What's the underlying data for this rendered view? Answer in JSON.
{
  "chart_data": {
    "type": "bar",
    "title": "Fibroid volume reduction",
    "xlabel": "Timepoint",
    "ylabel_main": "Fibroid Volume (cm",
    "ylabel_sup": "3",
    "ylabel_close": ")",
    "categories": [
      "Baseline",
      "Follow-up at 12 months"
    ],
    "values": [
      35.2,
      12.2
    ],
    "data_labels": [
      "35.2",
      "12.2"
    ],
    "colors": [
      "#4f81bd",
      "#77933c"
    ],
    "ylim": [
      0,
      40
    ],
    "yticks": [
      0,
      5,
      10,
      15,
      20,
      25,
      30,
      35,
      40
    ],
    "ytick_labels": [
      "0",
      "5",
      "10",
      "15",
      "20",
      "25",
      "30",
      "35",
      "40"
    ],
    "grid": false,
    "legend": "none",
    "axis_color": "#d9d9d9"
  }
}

____________

* Given instruction *
Type out the entries again, word for word.

* Result of this exercise *
What's the underlying data for this rendered view? Answer in JSON.
{
  "chart_data": {
    "type": "bar",
    "title": "Fibroid volume reduction",
    "xlabel": "Timepoint",
    "ylabel_main": "Fibroid Volume (cm",
    "ylabel_sup": "3",
    "ylabel_close": ")",
    "categories": [
      "Baseline",
      "Follow-up at 12 months"
    ],
    "values": [
      35.2,
      12.2
    ],
    "data_labels": [
      "35.2",
      "12.2"
    ],
    "colors": [
      "#4f81bd",
      "#77933c"
    ],
    "ylim": [
      0,
      40
    ],
    "yticks": [
      0,
      5,
      10,
      15,
      20,
      25,
      30,
      35,
      40
    ],
    "ytick_labels": [
      "0",
      "5",
      "10",
      "15",
      "20",
      "25",
      "30",
      "35",
      "40"
    ],
    "grid": false,
    "legend": "none",
    "axis_color": "#d9d9d9"
  }
}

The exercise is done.